### THE TASK
Give only the number of lines that include the string "Bank".

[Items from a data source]
- - - - -
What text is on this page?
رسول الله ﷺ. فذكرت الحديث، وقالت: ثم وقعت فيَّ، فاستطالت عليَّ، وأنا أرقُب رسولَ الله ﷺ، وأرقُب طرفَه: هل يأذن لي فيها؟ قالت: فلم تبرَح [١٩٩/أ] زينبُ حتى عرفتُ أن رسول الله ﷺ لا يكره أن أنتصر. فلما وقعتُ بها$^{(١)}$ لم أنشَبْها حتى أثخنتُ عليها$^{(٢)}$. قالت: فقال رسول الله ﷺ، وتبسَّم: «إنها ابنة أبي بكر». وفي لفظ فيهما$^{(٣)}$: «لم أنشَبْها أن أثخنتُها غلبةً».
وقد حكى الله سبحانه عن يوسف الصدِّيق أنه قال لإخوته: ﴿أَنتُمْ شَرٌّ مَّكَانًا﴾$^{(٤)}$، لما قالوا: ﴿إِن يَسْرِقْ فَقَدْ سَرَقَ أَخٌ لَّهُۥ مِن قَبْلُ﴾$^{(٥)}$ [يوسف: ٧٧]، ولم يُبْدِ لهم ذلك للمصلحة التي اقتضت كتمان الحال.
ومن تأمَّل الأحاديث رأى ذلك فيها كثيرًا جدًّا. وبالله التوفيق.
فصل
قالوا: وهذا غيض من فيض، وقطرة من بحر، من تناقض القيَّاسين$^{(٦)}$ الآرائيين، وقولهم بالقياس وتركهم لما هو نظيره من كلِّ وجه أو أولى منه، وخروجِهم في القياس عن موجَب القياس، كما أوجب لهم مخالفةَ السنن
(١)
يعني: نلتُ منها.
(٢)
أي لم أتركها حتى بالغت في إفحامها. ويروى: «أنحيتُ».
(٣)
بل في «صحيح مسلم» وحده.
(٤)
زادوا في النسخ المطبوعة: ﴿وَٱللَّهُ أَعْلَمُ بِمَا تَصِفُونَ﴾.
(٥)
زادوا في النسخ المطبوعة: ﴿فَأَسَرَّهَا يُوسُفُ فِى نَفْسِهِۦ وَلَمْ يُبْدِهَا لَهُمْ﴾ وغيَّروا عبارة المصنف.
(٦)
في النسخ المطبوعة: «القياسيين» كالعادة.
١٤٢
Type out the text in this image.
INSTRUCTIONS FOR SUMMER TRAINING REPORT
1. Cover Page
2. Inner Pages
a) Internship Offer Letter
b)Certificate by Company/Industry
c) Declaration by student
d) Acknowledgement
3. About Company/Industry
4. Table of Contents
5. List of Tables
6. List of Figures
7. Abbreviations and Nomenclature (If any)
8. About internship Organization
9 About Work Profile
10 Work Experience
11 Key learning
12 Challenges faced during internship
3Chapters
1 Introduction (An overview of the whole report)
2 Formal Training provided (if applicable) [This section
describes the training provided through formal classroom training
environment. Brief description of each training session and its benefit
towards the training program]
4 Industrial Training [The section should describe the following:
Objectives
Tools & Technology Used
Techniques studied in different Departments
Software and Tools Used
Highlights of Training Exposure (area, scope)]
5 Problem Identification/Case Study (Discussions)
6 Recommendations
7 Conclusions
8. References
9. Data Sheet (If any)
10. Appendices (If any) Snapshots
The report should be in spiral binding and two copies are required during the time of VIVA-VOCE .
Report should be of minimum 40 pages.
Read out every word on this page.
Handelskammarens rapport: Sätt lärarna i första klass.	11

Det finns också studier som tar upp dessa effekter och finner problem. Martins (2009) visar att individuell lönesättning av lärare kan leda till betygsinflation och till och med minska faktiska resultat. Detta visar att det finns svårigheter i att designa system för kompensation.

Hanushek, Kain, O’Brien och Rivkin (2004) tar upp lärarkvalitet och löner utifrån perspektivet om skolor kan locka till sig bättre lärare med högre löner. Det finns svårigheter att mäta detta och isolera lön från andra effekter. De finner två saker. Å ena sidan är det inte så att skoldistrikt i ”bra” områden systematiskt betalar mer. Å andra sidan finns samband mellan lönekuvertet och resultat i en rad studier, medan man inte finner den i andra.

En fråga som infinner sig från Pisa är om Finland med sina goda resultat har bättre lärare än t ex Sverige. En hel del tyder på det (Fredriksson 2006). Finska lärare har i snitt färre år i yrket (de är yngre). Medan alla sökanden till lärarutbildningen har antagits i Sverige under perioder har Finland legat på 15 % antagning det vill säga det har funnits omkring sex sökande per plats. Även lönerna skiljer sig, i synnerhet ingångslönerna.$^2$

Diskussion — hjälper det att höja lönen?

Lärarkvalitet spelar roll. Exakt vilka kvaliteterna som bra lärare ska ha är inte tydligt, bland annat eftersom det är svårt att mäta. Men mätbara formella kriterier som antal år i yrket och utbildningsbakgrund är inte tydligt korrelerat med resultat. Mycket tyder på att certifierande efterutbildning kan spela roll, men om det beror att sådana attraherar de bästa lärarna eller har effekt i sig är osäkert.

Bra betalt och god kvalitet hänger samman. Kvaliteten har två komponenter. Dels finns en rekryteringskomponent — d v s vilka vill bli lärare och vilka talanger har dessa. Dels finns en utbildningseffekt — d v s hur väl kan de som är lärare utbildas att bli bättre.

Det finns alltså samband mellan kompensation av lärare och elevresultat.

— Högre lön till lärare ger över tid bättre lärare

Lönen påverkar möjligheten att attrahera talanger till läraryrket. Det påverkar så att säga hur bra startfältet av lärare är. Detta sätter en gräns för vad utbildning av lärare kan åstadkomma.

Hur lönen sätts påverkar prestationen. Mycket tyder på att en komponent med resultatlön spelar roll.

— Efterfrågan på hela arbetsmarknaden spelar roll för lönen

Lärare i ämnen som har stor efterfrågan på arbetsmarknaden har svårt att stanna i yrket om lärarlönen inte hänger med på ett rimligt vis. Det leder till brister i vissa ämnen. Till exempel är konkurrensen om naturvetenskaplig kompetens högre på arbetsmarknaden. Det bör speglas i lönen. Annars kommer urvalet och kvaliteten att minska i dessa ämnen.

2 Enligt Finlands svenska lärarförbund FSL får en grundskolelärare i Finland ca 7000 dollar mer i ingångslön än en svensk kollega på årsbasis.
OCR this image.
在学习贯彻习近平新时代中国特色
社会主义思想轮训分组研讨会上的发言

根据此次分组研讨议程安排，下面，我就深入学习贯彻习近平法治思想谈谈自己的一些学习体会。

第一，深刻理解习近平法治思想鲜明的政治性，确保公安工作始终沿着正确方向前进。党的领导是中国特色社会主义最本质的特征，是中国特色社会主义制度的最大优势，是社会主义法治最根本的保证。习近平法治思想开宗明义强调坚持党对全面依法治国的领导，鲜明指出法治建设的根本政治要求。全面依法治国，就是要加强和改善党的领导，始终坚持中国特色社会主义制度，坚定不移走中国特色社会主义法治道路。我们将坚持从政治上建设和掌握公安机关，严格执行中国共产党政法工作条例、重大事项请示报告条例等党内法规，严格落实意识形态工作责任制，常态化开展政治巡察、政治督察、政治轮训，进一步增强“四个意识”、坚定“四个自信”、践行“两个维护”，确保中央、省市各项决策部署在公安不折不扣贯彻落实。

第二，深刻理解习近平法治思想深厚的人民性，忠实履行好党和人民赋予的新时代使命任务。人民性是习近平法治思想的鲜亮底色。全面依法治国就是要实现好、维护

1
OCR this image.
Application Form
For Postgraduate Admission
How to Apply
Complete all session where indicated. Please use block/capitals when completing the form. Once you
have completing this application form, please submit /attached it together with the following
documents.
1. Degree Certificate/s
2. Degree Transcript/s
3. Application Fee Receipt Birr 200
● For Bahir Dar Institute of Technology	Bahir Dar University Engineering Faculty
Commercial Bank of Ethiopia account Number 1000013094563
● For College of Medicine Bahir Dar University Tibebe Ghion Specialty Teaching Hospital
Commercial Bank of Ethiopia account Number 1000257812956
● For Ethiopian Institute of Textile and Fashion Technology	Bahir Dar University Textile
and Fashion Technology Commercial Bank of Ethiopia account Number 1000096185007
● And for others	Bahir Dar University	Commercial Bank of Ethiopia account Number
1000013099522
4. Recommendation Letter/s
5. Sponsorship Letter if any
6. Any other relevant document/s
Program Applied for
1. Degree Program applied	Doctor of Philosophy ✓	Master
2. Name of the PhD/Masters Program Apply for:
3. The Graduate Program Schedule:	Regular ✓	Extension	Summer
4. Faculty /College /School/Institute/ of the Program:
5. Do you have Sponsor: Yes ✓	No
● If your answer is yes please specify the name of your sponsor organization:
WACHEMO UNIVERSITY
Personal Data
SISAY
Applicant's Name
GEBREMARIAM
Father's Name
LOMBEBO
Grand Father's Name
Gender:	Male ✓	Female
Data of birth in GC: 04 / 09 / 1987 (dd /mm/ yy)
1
- - - - -
### SOLUTION
4